===== DATA IN THIS EXERCISE =====

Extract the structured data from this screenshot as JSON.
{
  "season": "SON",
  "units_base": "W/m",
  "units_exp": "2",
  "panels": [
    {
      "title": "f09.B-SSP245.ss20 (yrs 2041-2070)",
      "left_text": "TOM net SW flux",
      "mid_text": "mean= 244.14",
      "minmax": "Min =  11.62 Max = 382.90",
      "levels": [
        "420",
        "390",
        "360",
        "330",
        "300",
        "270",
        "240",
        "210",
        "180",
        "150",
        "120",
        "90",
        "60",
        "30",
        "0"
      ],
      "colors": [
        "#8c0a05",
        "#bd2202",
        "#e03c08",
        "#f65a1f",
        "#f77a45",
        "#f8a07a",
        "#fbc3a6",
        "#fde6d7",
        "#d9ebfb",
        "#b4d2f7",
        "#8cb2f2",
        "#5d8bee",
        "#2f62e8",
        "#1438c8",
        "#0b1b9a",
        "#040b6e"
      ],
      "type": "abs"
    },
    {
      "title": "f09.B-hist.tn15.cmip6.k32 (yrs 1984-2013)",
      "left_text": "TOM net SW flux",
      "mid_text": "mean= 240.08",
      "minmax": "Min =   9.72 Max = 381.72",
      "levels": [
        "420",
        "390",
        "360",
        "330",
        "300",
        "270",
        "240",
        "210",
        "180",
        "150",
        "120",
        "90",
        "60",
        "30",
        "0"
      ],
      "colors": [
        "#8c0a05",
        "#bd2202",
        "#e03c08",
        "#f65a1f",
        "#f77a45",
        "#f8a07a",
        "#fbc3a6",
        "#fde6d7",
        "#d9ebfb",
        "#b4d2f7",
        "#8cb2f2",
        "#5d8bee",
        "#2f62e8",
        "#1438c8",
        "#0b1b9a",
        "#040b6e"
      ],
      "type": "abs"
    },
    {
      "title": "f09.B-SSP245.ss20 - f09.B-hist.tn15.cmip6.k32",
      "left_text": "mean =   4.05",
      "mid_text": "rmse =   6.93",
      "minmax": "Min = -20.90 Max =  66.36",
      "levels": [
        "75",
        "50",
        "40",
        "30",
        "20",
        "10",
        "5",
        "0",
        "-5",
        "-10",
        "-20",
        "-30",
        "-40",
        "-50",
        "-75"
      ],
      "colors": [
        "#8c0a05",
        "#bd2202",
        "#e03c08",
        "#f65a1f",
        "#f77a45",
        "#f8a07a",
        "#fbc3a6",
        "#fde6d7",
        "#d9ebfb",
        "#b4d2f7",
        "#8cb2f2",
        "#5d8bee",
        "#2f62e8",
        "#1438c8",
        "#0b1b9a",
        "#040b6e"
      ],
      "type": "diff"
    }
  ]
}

=====

◆ AIM
Repeat the records exactly, including every line.

◆ EXERCISE ANSWER
Extract the structured data from this screenshot as JSON.
{
  "season": "SON",
  "units_base": "W/m",
  "units_exp": "2",
  "panels": [
    {
      "title": "f09.B-SSP245.ss20 (yrs 2041-2070)",
      "left_text": "TOM net SW flux",
      "mid_text": "mean= 244.14",
      "minmax": "Min =  11.62 Max = 382.90",
      "levels": [
        "420",
        "390",
        "360",
        "330",
        "300",
        "270",
        "240",
        "210",
        "180",
        "150",
        "120",
        "90",
        "60",
        "30",
        "0"
      ],
      "colors": [
        "#8c0a05",
        "#bd2202",
        "#e03c08",
        "#f65a1f",
        "#f77a45",
        "#f8a07a",
        "#fbc3a6",
        "#fde6d7",
        "#d9ebfb",
        "#b4d2f7",
        "#8cb2f2",
        "#5d8bee",
        "#2f62e8",
        "#1438c8",
        "#0b1b9a",
        "#040b6e"
      ],
      "type": "abs"
    },
    {
      "title": "f09.B-hist.tn15.cmip6.k32 (yrs 1984-2013)",
      "left_text": "TOM net SW flux",
      "mid_text": "mean= 240.08",
      "minmax": "Min =   9.72 Max = 381.72",
      "levels": [
        "420",
        "390",
        "360",
        "330",
        "300",
        "270",
        "240",
        "210",
        "180",
        "150",
        "120",
        "90",
        "60",
        "30",
        "0"
      ],
      "colors": [
        "#8c0a05",
        "#bd2202",
        "#e03c08",
        "#f65a1f",
        "#f77a45",
        "#f8a07a",
        "#fbc3a6",
        "#fde6d7",
        "#d9ebfb",
        "#b4d2f7",
        "#8cb2f2",
        "#5d8bee",
        "#2f62e8",
        "#1438c8",
        "#0b1b9a",
        "#040b6e"
      ],
      "type": "abs"
    },
    {
      "title": "f09.B-SSP245.ss20 - f09.B-hist.tn15.cmip6.k32",
      "left_text": "mean =   4.05",
      "mid_text": "rmse =   6.93",
      "minmax": "Min = -20.90 Max =  66.36",
      "levels": [
        "75",
        "50",
        "40",
        "30",
        "20",
        "10",
        "5",
        "0",
        "-5",
        "-10",
        "-20",
        "-30",
        "-40",
        "-50",
        "-75"
      ],
      "colors": [
        "#8c0a05",
        "#bd2202",
        "#e03c08",
        "#f65a1f",
        "#f77a45",
        "#f8a07a",
        "#fbc3a6",
        "#fde6d7",
        "#d9ebfb",
        "#b4d2f7",
        "#8cb2f2",
        "#5d8bee",
        "#2f62e8",
        "#1438c8",
        "#0b1b9a",
        "#040b6e"
      ],
      "type": "diff"
    }
  ]
}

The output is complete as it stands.